Extracted data entries:
********************

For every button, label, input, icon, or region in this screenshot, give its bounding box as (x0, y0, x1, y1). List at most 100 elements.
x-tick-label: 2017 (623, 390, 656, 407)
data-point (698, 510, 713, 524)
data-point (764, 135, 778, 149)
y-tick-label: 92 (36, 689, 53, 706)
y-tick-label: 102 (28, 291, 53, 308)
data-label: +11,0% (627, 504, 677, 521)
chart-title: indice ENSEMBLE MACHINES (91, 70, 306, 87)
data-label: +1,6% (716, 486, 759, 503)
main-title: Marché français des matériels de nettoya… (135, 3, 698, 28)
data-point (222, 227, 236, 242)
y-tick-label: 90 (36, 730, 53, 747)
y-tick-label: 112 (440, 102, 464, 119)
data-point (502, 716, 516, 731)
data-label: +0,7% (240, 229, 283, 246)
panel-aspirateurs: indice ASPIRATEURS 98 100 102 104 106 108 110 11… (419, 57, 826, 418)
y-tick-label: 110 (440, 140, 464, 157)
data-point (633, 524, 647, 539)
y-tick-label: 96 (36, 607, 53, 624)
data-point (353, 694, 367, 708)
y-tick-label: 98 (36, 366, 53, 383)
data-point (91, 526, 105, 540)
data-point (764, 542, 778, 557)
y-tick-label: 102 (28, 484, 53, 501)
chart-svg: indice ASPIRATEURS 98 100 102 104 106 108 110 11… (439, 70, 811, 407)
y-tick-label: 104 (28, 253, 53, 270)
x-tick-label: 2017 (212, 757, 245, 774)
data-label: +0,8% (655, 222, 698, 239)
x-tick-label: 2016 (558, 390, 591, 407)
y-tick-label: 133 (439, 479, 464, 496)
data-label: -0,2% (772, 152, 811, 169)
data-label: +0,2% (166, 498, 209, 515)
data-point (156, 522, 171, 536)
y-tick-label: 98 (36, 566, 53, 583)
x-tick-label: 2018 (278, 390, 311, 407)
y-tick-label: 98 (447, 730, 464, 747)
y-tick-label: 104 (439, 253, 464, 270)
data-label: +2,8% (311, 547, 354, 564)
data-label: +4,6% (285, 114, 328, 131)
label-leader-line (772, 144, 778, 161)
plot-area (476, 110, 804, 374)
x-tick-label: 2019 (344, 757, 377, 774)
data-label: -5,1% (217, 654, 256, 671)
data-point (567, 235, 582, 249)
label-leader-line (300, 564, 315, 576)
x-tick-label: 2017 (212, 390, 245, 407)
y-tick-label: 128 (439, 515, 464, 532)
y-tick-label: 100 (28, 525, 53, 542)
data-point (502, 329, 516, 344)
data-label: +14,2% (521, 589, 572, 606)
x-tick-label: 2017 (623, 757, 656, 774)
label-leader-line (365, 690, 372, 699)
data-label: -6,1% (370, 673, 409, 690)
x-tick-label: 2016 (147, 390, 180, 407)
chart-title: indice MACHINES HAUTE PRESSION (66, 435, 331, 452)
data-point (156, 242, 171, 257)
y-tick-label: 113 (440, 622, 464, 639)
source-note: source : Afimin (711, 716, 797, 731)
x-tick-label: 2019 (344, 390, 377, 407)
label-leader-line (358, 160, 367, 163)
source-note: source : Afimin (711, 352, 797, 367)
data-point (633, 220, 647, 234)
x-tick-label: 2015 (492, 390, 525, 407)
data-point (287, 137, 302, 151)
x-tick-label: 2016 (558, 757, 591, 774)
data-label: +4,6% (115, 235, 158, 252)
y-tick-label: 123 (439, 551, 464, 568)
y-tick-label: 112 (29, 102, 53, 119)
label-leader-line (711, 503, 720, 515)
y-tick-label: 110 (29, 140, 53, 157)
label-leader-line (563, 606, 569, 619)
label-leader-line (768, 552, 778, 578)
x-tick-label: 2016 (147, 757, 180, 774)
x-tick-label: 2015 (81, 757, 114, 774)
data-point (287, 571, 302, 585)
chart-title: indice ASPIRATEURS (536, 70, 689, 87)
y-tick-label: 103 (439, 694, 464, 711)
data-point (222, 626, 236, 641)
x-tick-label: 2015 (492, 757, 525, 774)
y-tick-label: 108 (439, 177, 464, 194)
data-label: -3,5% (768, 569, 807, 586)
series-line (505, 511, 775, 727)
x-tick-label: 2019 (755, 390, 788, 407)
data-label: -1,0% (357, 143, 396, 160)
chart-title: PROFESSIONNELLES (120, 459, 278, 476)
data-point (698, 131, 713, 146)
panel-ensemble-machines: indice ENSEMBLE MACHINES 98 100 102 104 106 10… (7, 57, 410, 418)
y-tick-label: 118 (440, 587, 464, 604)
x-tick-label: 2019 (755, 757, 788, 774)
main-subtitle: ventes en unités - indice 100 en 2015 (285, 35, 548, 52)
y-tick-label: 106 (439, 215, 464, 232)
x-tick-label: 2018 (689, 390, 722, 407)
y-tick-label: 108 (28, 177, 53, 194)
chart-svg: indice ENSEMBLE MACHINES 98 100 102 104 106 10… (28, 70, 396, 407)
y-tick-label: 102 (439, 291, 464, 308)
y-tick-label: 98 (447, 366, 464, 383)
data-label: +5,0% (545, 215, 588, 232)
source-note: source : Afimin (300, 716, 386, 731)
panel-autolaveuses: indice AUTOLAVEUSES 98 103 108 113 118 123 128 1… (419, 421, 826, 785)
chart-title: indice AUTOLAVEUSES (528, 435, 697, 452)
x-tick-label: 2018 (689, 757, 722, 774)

********************

Could you repeat the entries word for word, starting at the first line and ending at the line that contains "data-label: +0,7% (240, 229, 283, 246)", with both ends included?

Result:
For every button, label, input, icon, or region in this screenshot, give its bounding box as (x0, y0, x1, y1). List at most 100 elements.
x-tick-label: 2017 (623, 390, 656, 407)
data-point (698, 510, 713, 524)
data-point (764, 135, 778, 149)
y-tick-label: 92 (36, 689, 53, 706)
y-tick-label: 102 (28, 291, 53, 308)
data-label: +11,0% (627, 504, 677, 521)
chart-title: indice ENSEMBLE MACHINES (91, 70, 306, 87)
data-label: +1,6% (716, 486, 759, 503)
main-title: Marché français des matériels de nettoya… (135, 3, 698, 28)
data-point (222, 227, 236, 242)
y-tick-label: 90 (36, 730, 53, 747)
y-tick-label: 112 (440, 102, 464, 119)
data-point (502, 716, 516, 731)
data-label: +0,7% (240, 229, 283, 246)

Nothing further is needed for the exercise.